REQUIREMENTS: Reproduce all entries word for word.

MATERIAL FOR THIS EXERCISE:
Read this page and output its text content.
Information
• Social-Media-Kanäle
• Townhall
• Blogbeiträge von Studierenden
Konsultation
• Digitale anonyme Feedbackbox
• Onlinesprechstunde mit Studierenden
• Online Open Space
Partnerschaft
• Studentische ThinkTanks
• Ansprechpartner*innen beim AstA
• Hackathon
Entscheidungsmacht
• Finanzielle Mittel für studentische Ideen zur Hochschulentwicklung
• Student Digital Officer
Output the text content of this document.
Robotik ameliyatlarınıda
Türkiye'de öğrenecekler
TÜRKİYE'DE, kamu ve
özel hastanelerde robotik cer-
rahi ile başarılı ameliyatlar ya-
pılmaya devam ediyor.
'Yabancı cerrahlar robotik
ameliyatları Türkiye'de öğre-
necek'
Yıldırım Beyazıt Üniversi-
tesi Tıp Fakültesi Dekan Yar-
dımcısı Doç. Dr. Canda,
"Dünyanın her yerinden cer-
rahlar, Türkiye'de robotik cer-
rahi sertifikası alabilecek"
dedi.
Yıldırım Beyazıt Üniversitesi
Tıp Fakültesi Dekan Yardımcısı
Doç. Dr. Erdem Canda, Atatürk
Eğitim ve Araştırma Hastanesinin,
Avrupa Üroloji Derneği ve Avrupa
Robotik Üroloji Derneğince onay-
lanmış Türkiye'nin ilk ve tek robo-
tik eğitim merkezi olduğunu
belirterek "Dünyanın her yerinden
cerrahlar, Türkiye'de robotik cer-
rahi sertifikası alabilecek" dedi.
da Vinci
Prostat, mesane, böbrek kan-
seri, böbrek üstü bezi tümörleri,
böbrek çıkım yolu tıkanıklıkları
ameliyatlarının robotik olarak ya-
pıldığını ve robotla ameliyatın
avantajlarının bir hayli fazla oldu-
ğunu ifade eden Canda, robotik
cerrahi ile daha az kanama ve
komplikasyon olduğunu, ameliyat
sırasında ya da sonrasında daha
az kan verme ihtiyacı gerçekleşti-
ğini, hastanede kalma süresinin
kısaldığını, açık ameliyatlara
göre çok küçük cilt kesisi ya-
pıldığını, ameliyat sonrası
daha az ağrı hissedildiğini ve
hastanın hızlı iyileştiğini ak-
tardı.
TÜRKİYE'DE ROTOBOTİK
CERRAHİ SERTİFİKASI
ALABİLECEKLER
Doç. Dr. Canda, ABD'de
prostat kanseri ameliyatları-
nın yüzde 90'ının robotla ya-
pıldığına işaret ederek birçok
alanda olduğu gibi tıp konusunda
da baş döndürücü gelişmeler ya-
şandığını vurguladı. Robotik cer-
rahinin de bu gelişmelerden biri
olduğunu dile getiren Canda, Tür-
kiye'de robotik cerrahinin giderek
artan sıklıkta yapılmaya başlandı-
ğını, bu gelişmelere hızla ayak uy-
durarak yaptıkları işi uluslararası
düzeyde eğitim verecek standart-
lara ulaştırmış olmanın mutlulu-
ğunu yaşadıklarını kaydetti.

FINAL ANSWER:
Read this page and output its text content.
Information
• Social-Media-Kanäle
• Townhall
• Blogbeiträge von Studierenden
Konsultation
• Digitale anonyme Feedbackbox
• Onlinesprechstunde mit Studierenden
• Online Open Space
Partnerschaft
• Studentische ThinkTanks
• Ansprechpartner*innen beim AstA
• Hackathon
Entscheidungsmacht
• Finanzielle Mittel für studentische Ideen zur Hochschulentwicklung
• Student Digital Officer
Output the text content of this document.
Robotik ameliyatlarınıda
Türkiye'de öğrenecekler
TÜRKİYE'DE, kamu ve
özel hastanelerde robotik cer-
rahi ile başarılı ameliyatlar ya-
pılmaya devam ediyor.
'Yabancı cerrahlar robotik
ameliyatları Türkiye'de öğre-
necek'
Yıldırım Beyazıt Üniversi-
tesi Tıp Fakültesi Dekan Yar-
dımcısı Doç. Dr. Canda,
"Dünyanın her yerinden cer-
rahlar, Türkiye'de robotik cer-
rahi sertifikası alabilecek"
dedi.
Yıldırım Beyazıt Üniversitesi
Tıp Fakültesi Dekan Yardımcısı
Doç. Dr. Erdem Canda, Atatürk
Eğitim ve Araştırma Hastanesinin,
Avrupa Üroloji Derneği ve Avrupa
Robotik Üroloji Derneğince onay-
lanmış Türkiye'nin ilk ve tek robo-
tik eğitim merkezi olduğunu
belirterek "Dünyanın her yerinden
cerrahlar, Türkiye'de robotik cer-
rahi sertifikası alabilecek" dedi.
da Vinci
Prostat, mesane, böbrek kan-
seri, böbrek üstü bezi tümörleri,
böbrek çıkım yolu tıkanıklıkları
ameliyatlarının robotik olarak ya-
pıldığını ve robotla ameliyatın
avantajlarının bir hayli fazla oldu-
ğunu ifade eden Canda, robotik
cerrahi ile daha az kanama ve
komplikasyon olduğunu, ameliyat
sırasında ya da sonrasında daha
az kan verme ihtiyacı gerçekleşti-
ğini, hastanede kalma süresinin
kısaldığını, açık ameliyatlara
göre çok küçük cilt kesisi ya-
pıldığını, ameliyat sonrası
daha az ağrı hissedildiğini ve
hastanın hızlı iyileştiğini ak-
tardı.
TÜRKİYE'DE ROTOBOTİK
CERRAHİ SERTİFİKASI
ALABİLECEKLER
Doç. Dr. Canda, ABD'de
prostat kanseri ameliyatları-
nın yüzde 90'ının robotla ya-
pıldığına işaret ederek birçok
alanda olduğu gibi tıp konusunda
da baş döndürücü gelişmeler ya-
şandığını vurguladı. Robotik cer-
rahinin de bu gelişmelerden biri
olduğunu dile getiren Canda, Tür-
kiye'de robotik cerrahinin giderek
artan sıklıkta yapılmaya başlandı-
ğını, bu gelişmelere hızla ayak uy-
durarak yaptıkları işi uluslararası
düzeyde eğitim verecek standart-
lara ulaştırmış olmanın mutlulu-
ğunu yaşadıklarını kaydetti.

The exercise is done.